[Dataset items]
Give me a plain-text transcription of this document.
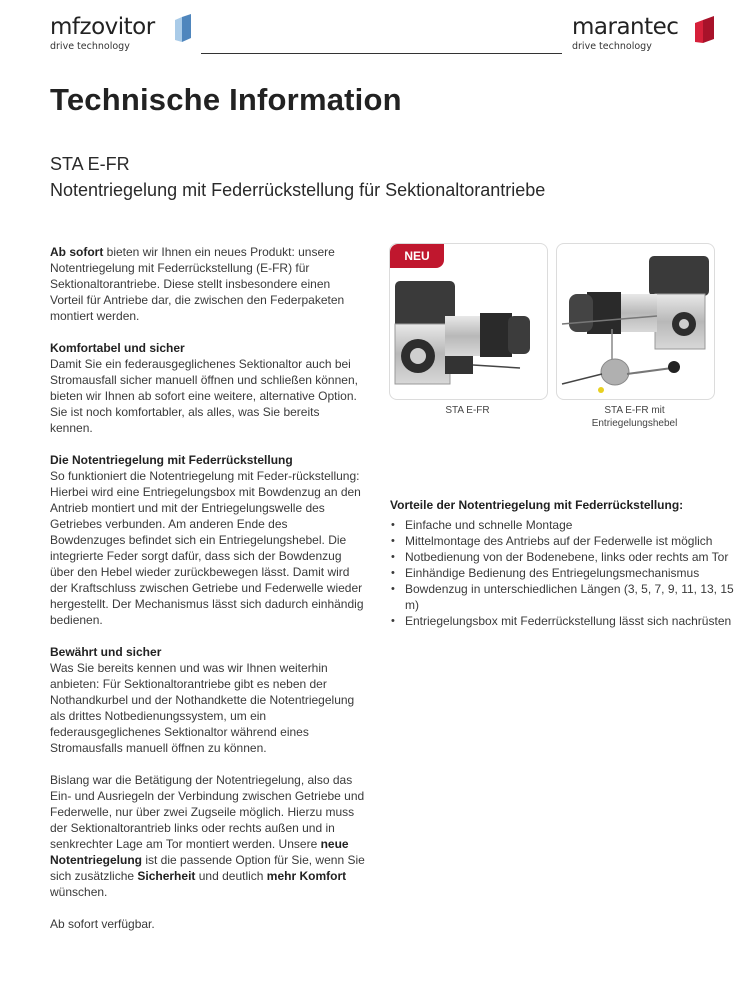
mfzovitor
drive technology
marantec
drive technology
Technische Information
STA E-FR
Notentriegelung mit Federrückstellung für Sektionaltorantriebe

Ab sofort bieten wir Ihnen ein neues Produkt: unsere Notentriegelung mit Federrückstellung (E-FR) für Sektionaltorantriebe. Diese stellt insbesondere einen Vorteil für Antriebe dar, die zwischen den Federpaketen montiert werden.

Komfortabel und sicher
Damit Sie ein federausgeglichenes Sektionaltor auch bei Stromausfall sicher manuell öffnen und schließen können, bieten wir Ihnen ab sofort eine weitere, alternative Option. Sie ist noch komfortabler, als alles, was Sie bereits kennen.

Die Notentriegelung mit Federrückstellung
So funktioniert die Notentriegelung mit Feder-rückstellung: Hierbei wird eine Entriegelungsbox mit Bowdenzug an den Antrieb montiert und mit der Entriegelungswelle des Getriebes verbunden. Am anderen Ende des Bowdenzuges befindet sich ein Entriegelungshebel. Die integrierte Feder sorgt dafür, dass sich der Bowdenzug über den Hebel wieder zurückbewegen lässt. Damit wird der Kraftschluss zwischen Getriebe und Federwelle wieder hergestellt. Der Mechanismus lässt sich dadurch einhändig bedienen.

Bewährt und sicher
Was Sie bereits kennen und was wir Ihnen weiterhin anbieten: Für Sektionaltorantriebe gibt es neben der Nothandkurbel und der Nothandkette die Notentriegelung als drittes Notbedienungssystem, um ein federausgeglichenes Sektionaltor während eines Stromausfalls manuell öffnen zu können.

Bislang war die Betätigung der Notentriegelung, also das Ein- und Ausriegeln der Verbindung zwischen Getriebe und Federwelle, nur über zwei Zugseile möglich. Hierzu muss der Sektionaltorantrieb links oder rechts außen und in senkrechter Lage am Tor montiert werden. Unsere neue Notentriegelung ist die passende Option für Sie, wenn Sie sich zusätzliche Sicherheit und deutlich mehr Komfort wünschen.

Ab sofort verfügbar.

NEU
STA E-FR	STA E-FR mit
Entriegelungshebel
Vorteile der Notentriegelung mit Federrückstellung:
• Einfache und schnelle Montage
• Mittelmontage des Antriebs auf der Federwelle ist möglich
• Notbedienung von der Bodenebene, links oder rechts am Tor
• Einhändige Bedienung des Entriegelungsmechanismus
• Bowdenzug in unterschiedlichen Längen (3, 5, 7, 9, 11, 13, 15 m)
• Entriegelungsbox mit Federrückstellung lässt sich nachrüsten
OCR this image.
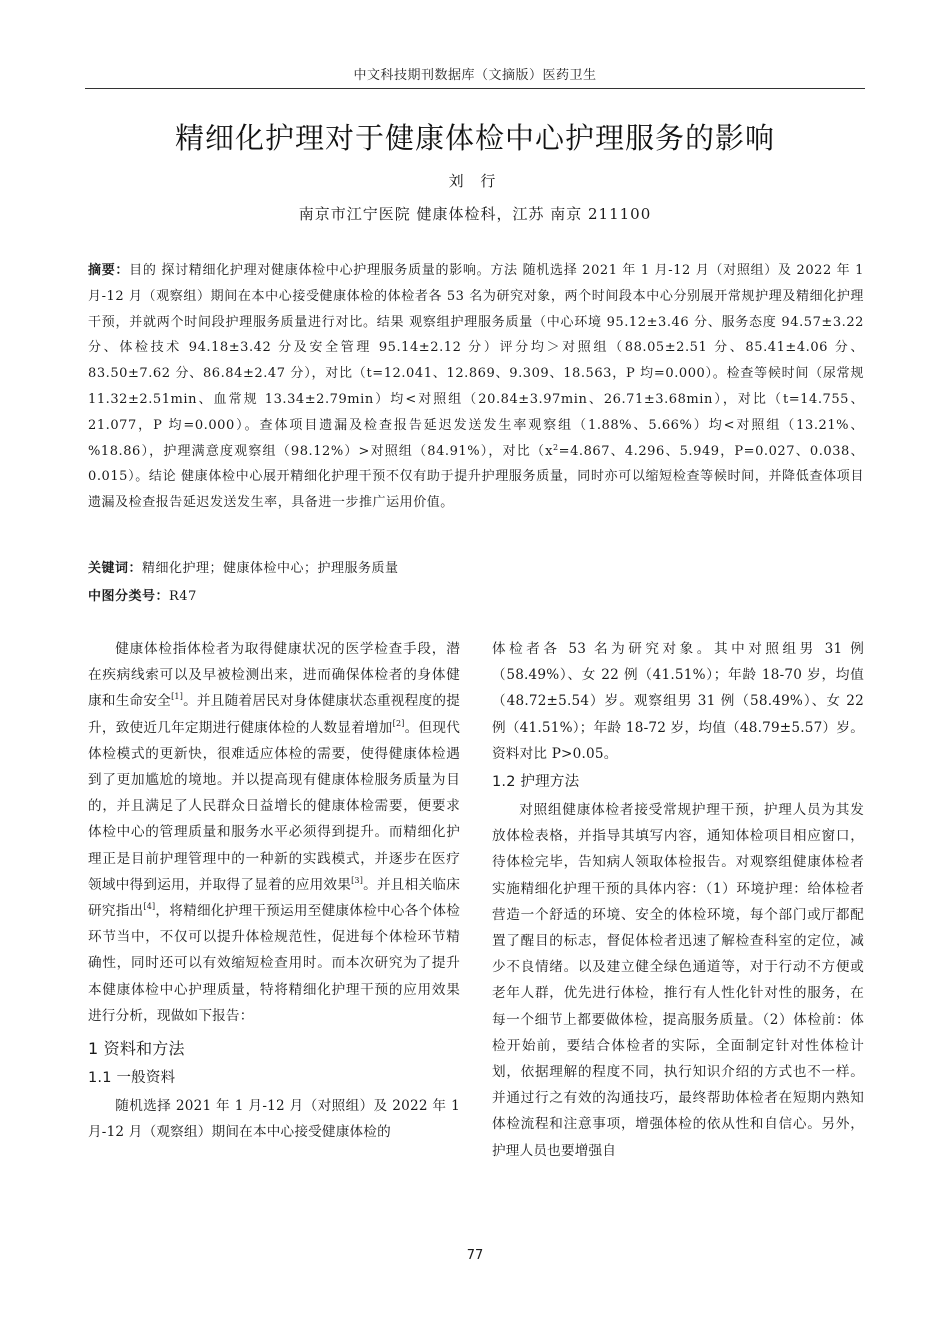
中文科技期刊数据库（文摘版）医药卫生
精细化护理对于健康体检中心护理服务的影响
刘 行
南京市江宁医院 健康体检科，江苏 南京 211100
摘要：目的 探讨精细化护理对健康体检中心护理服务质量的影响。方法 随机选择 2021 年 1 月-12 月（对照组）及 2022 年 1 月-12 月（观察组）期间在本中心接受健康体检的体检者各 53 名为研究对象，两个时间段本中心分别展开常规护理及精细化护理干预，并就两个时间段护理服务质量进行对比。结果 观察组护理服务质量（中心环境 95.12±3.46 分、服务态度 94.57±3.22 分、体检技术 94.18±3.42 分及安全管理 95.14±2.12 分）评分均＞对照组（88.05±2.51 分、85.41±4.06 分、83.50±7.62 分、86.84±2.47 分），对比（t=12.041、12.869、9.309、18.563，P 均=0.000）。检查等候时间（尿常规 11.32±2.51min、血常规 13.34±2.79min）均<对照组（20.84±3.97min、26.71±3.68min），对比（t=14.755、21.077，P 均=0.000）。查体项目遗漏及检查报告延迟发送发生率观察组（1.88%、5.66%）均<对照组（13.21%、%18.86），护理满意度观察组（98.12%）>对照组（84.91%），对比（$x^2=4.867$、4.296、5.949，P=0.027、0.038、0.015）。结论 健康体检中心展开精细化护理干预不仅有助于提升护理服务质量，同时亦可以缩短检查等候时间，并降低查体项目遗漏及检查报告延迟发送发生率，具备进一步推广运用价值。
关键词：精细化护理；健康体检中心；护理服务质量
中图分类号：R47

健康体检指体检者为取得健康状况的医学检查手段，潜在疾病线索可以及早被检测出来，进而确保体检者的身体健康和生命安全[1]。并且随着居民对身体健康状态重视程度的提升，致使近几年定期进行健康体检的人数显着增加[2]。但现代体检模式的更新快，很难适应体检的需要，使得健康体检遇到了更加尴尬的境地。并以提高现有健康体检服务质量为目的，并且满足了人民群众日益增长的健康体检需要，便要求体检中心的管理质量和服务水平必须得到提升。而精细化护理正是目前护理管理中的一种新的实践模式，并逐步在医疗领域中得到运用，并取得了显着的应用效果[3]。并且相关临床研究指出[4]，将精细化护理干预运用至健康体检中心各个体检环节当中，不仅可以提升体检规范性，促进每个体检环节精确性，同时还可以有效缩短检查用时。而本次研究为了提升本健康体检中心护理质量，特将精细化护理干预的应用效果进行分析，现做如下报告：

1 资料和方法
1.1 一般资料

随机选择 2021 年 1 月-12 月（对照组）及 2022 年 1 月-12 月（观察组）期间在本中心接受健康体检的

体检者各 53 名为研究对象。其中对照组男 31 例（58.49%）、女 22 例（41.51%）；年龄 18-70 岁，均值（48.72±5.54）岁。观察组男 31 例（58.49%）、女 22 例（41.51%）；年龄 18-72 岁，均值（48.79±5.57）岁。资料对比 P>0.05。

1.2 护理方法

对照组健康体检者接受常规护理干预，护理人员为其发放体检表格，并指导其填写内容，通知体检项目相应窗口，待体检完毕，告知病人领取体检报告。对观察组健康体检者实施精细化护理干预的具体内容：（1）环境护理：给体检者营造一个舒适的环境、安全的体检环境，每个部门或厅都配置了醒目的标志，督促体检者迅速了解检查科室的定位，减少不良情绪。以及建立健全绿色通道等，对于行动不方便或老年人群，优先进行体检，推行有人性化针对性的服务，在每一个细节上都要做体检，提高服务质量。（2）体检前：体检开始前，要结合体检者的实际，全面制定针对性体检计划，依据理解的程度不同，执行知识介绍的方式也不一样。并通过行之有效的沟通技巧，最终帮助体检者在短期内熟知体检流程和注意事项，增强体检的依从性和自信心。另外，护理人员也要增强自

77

- _What the exercise asks_
Count every line of the records that holds "manuell". State the number, nothing else.

- _Final result_
2